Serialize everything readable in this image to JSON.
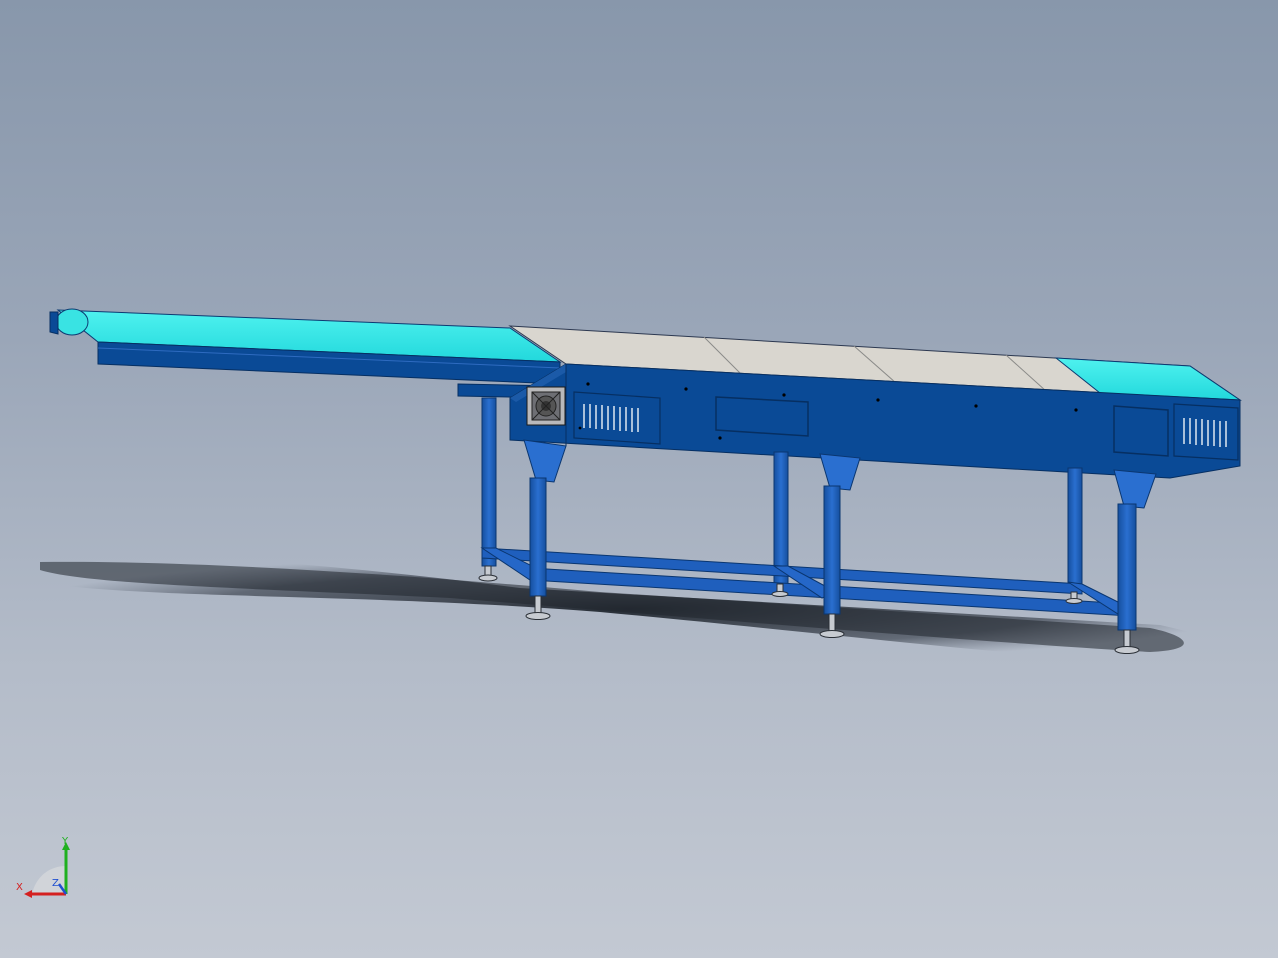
{
  "viewport": {
    "background_top": "#8897ab",
    "background_bottom": "#c3c9d3"
  },
  "colors": {
    "frame_blue": "#0a4a96",
    "leg_blue": "#1f5fbd",
    "belt_cyan": "#2fe6e6",
    "oven_cover": "#d7d5cf",
    "shadow": "#2e3540"
  },
  "triad": {
    "x_label": "X",
    "y_label": "Y",
    "z_label": "Z",
    "x_color": "#d42020",
    "y_color": "#1fb01f",
    "z_color": "#2050d0"
  }
}
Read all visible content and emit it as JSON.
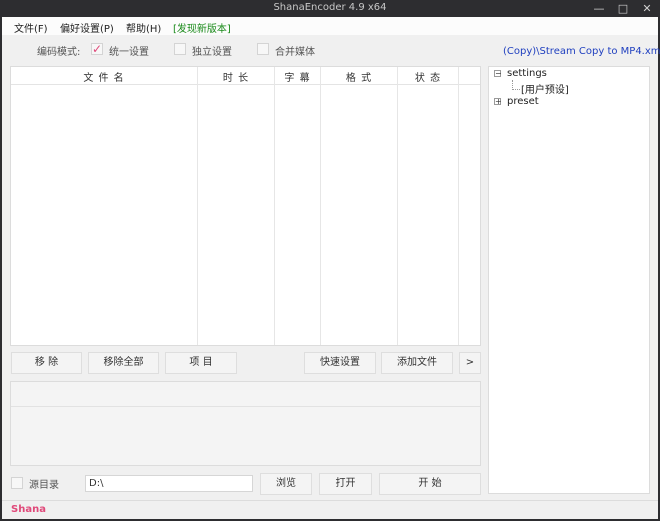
= = = =
## What is asked
Give the material again exactly as it is, but keep the pictures out.

## Finished answer
Serialize everything readable in this image to JSON.
{
  "viewport": {
    "background_top": "#8897ab",
    "background_bottom": "#c3c9d3"
  },
  "colors": {
    "frame_blue": "#0a4a96",
    "leg_blue": "#1f5fbd",
    "belt_cyan": "#2fe6e6",
    "oven_cover": "#d7d5cf",
    "shadow": "#2e3540"
  },
  "triad": {
    "x_label": "X",
    "y_label": "Y",
    "z_label": "Z",
    "x_color": "#d42020",
    "y_color": "#1fb01f",
    "z_color": "#2050d0"
  }
}
Read all visible content and emit it as JSON.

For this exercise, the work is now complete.